Saved data entries
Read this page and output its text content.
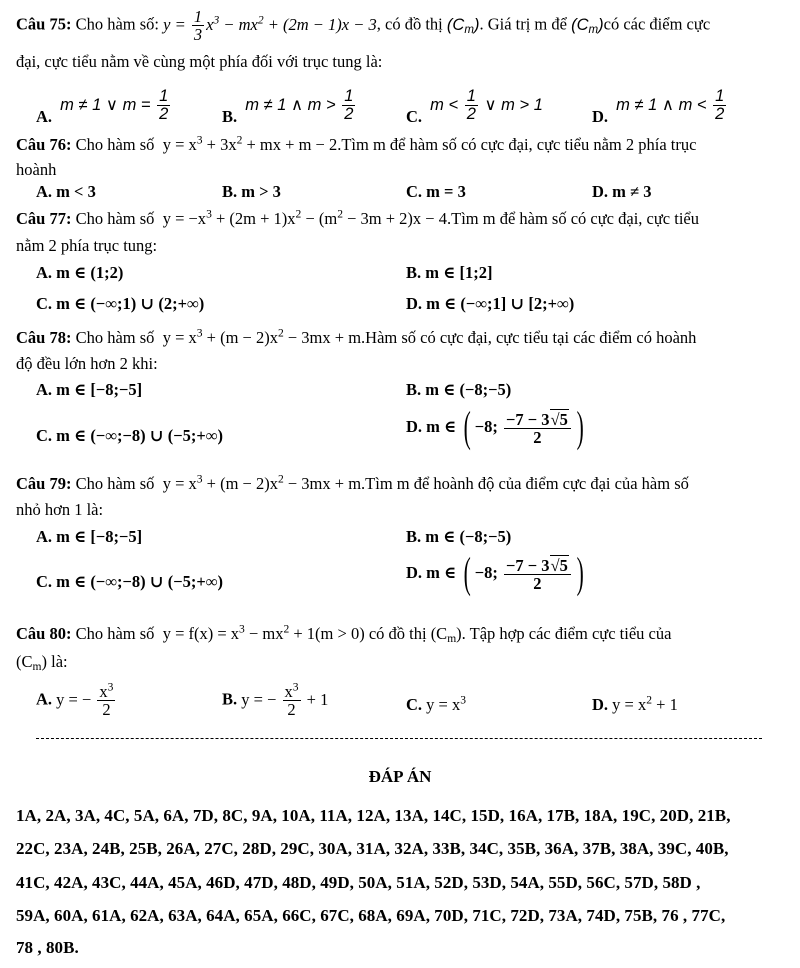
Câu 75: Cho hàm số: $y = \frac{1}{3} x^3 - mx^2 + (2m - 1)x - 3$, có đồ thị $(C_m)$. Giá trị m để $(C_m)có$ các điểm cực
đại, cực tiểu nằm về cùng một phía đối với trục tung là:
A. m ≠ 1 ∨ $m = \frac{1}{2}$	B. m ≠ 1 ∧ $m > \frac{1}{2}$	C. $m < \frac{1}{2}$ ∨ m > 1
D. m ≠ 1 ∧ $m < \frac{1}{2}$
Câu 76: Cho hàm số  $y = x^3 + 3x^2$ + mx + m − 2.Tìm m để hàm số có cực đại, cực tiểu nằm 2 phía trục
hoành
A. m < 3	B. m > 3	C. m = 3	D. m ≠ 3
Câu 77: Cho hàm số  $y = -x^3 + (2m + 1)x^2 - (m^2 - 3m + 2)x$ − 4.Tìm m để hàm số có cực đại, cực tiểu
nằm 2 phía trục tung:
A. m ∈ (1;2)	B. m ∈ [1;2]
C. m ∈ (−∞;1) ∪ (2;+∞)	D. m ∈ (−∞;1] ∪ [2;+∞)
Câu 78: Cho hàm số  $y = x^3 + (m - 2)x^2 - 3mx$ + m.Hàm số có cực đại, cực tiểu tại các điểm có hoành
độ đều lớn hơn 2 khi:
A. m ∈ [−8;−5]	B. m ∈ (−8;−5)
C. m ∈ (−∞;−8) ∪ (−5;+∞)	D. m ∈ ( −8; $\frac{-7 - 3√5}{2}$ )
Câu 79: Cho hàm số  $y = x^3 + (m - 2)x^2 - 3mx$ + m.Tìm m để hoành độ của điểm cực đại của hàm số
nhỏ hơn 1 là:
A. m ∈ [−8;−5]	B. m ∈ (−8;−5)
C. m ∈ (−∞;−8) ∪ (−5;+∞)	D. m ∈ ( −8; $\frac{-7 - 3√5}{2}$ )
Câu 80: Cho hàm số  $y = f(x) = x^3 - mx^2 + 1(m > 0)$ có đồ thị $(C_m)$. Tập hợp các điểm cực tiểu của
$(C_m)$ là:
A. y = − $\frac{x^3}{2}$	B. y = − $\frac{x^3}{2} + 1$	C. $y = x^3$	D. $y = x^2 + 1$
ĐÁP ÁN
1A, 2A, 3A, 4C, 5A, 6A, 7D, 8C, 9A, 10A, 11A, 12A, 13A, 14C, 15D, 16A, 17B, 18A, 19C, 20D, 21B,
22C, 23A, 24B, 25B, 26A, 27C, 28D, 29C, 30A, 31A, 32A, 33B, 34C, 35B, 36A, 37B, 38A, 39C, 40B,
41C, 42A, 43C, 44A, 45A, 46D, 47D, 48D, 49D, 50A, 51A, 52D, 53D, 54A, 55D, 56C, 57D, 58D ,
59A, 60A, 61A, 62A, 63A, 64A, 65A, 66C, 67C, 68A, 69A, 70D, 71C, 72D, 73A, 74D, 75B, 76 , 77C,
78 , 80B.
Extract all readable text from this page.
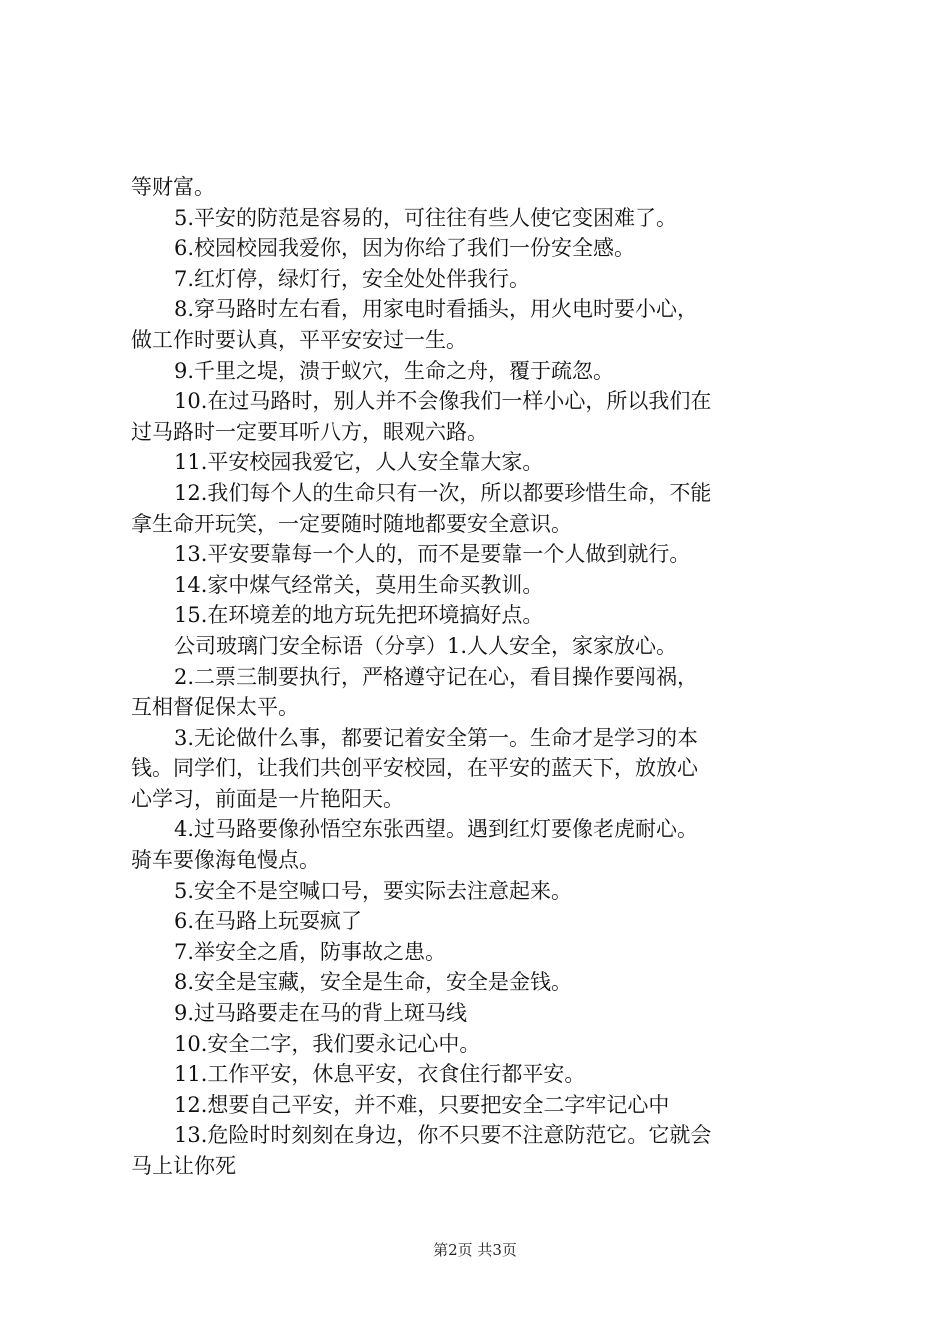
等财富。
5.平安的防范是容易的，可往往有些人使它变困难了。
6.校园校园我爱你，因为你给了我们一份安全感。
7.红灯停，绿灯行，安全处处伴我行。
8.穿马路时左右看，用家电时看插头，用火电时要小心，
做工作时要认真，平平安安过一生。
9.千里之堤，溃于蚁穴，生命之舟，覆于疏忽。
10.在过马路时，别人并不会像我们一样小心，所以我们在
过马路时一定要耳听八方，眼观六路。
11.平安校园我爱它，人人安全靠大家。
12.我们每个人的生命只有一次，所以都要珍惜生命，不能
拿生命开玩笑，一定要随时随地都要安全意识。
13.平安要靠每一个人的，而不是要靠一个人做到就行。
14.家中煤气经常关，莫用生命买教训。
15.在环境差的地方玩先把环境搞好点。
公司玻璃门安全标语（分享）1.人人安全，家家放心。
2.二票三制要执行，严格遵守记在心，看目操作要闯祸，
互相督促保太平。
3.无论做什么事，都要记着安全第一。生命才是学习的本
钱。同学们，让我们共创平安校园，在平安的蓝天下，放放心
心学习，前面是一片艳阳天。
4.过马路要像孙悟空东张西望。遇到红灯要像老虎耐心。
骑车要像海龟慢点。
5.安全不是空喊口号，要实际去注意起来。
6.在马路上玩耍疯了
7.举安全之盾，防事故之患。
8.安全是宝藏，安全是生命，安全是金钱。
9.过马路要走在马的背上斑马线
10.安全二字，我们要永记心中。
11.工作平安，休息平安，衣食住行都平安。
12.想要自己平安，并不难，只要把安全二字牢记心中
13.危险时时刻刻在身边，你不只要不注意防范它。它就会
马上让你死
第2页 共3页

==

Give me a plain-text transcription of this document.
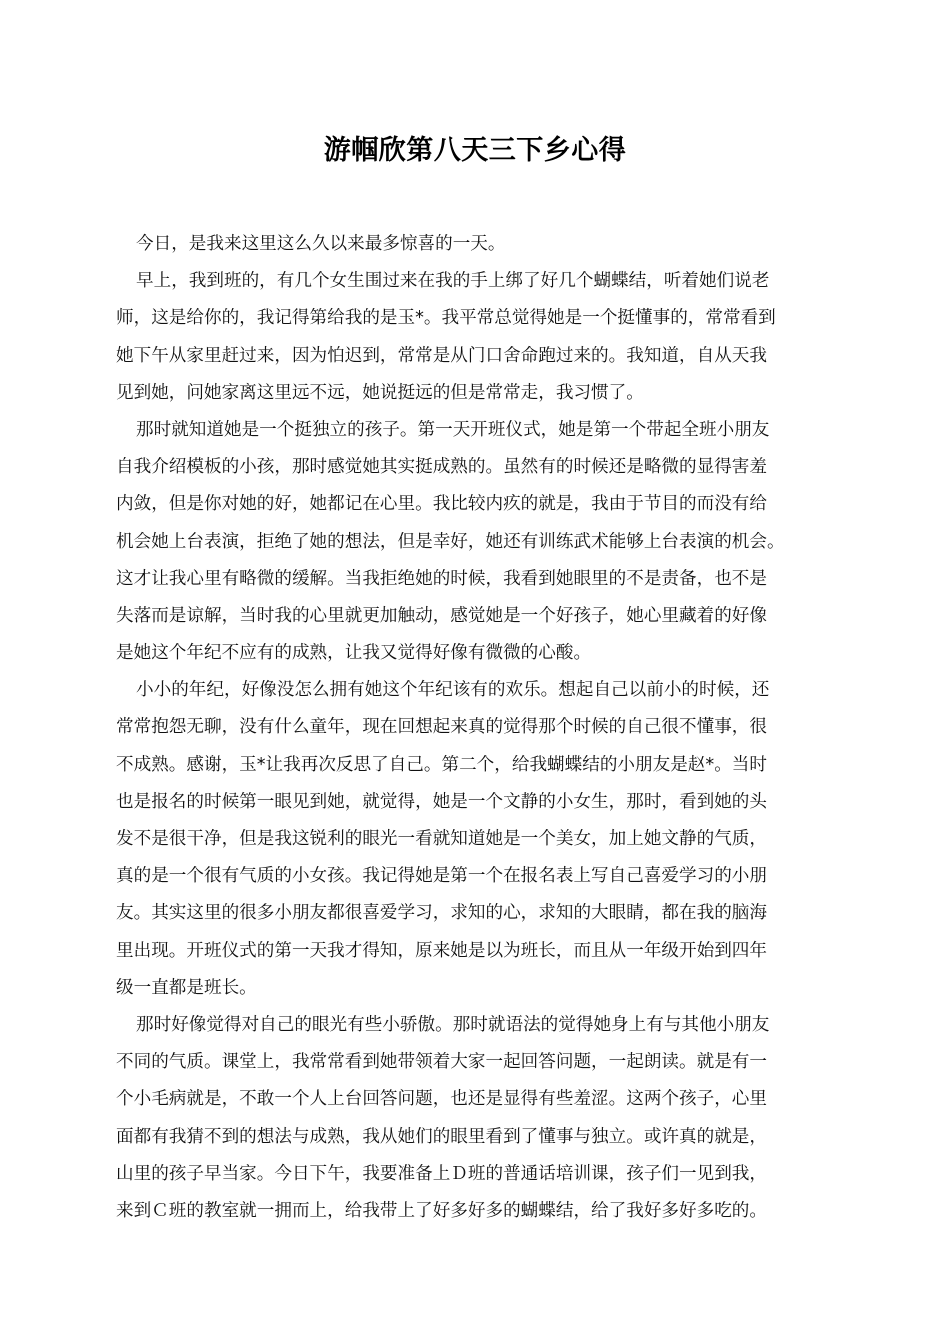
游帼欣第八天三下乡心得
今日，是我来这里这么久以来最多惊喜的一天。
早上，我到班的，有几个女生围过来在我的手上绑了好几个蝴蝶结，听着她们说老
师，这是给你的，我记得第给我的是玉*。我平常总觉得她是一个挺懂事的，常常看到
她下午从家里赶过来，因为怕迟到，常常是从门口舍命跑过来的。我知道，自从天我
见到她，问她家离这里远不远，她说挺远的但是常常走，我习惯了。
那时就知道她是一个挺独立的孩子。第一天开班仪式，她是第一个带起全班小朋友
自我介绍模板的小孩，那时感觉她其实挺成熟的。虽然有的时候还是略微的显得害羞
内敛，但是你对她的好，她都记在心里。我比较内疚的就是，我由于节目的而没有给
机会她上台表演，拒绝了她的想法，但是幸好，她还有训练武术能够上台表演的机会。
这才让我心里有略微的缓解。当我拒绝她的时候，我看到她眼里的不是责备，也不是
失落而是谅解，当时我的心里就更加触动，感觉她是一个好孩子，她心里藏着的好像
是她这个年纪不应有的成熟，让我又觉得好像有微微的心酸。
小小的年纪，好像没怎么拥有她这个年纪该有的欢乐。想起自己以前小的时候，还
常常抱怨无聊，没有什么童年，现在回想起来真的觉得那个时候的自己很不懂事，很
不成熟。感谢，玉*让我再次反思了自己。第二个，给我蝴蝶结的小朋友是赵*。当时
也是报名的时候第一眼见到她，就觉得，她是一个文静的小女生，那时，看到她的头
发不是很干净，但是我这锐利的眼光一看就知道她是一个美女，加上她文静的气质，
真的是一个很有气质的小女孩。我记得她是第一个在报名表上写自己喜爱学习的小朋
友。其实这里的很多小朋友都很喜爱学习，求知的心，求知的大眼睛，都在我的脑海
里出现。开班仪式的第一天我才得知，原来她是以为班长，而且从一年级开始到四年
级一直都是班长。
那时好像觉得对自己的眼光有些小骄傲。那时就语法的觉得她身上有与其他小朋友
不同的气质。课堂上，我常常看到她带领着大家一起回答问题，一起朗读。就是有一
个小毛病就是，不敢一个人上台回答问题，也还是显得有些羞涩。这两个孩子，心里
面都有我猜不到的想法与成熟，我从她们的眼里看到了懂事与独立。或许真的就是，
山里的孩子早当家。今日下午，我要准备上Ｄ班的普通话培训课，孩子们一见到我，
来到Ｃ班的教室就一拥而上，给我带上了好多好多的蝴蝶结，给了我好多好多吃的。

Challenge
Take every line from the data that contains the word "this".

Expected answer
Read this page and output its text content.
Extract all readable text from this page.
Give me a plain-text transcription of this document.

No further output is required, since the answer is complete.